In your reply, repeat the full listing exactly and leave each picture out.

-- STORED DATA follows --

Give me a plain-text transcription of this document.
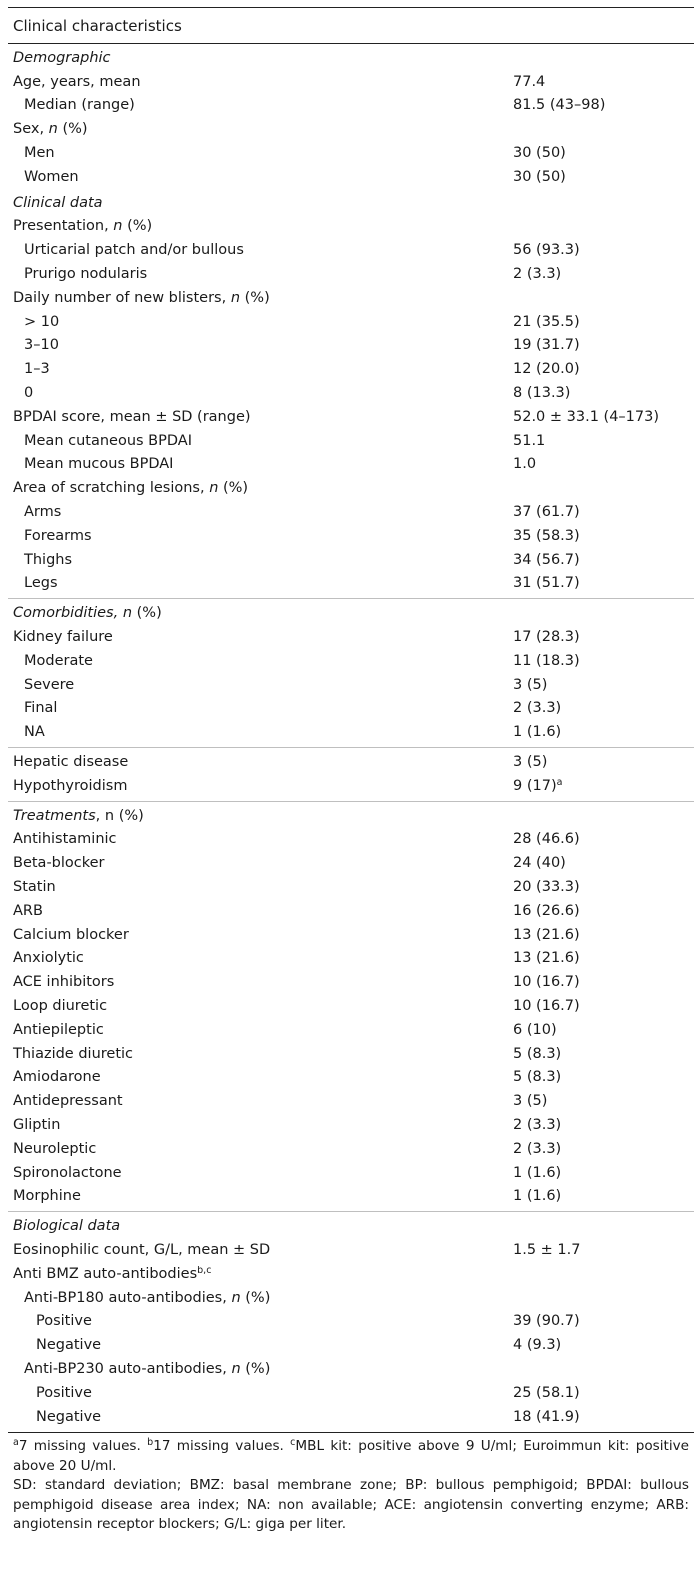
Clinical characteristics
Demographic
Age, years, mean	77.4
Median (range)	81.5 (43–98)
Sex, n (%)
Men	30 (50)
Women	30 (50)
Clinical data
Presentation, n (%)
Urticarial patch and/or bullous	56 (93.3)
Prurigo nodularis	2 (3.3)
Daily number of new blisters, n (%)
> 10	21 (35.5)
3–10	19 (31.7)
1–3	12 (20.0)
0	8 (13.3)
BPDAI score, mean ± SD (range)	52.0 ± 33.1 (4–173)
Mean cutaneous BPDAI	51.1
Mean mucous BPDAI	1.0
Area of scratching lesions, n (%)
Arms	37 (61.7)
Forearms	35 (58.3)
Thighs	34 (56.7)
Legs	31 (51.7)
Comorbidities, n (%)
Kidney failure	17 (28.3)
Moderate	11 (18.3)
Severe	3 (5)
Final	2 (3.3)
NA	1 (1.6)
Hepatic disease	3 (5)
Hypothyroidism	9 $(17)^a$
Treatments, n (%)
Antihistaminic	28 (46.6)
Beta-blocker	24 (40)
Statin	20 (33.3)
ARB	16 (26.6)
Calcium blocker	13 (21.6)
Anxiolytic	13 (21.6)
ACE inhibitors	10 (16.7)
Loop diuretic	10 (16.7)
Antiepileptic	6 (10)
Thiazide diuretic	5 (8.3)
Amiodarone	5 (8.3)
Antidepressant	3 (5)
Gliptin	2 (3.3)
Neuroleptic	2 (3.3)
Spironolactone	1 (1.6)
Morphine	1 (1.6)
Biological data
Eosinophilic count, G/L, mean ± SD	1.5 ± 1.7
Anti BMZ auto-antibodies$^{b,c}$
Anti-BP180 auto-antibodies, n (%)
Positive	39 (90.7)
Negative	4 (9.3)
Anti-BP230 auto-antibodies, n (%)
Positive	25 (58.1)
Negative	18 (41.9)

$^a$7 missing values. $^b$17 missing values. $^c$MBL kit: positive above 9 U/ml; Euroimmun kit: positive above 20 U/ml.

SD: standard deviation; BMZ: basal membrane zone; BP: bullous pemphigoid; BPDAI: bullous pemphigoid disease area index; NA: non available; ACE: angiotensin converting enzyme; ARB: angiotensin receptor blockers; G/L: giga per liter.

-- STORED DATA concluded --

**ANSWER TO THIS PROBLEM:**
Give me a plain-text transcription of this document.
Clinical characteristics
Demographic
Age, years, mean	77.4
Median (range)	81.5 (43–98)
Sex, n (%)
Men	30 (50)
Women	30 (50)
Clinical data
Presentation, n (%)
Urticarial patch and/or bullous	56 (93.3)
Prurigo nodularis	2 (3.3)
Daily number of new blisters, n (%)
> 10	21 (35.5)
3–10	19 (31.7)
1–3	12 (20.0)
0	8 (13.3)
BPDAI score, mean ± SD (range)	52.0 ± 33.1 (4–173)
Mean cutaneous BPDAI	51.1
Mean mucous BPDAI	1.0
Area of scratching lesions, n (%)
Arms	37 (61.7)
Forearms	35 (58.3)
Thighs	34 (56.7)
Legs	31 (51.7)
Comorbidities, n (%)
Kidney failure	17 (28.3)
Moderate	11 (18.3)
Severe	3 (5)
Final	2 (3.3)
NA	1 (1.6)
Hepatic disease	3 (5)
Hypothyroidism	9 $(17)^a$
Treatments, n (%)
Antihistaminic	28 (46.6)
Beta-blocker	24 (40)
Statin	20 (33.3)
ARB	16 (26.6)
Calcium blocker	13 (21.6)
Anxiolytic	13 (21.6)
ACE inhibitors	10 (16.7)
Loop diuretic	10 (16.7)
Antiepileptic	6 (10)
Thiazide diuretic	5 (8.3)
Amiodarone	5 (8.3)
Antidepressant	3 (5)
Gliptin	2 (3.3)
Neuroleptic	2 (3.3)
Spironolactone	1 (1.6)
Morphine	1 (1.6)
Biological data
Eosinophilic count, G/L, mean ± SD	1.5 ± 1.7
Anti BMZ auto-antibodies$^{b,c}$
Anti-BP180 auto-antibodies, n (%)
Positive	39 (90.7)
Negative	4 (9.3)
Anti-BP230 auto-antibodies, n (%)
Positive	25 (58.1)
Negative	18 (41.9)

$^a$7 missing values. $^b$17 missing values. $^c$MBL kit: positive above 9 U/ml; Euroimmun kit: positive above 20 U/ml.

SD: standard deviation; BMZ: basal membrane zone; BP: bullous pemphigoid; BPDAI: bullous pemphigoid disease area index; NA: non available; ACE: angiotensin converting enzyme; ARB: angiotensin receptor blockers; G/L: giga per liter.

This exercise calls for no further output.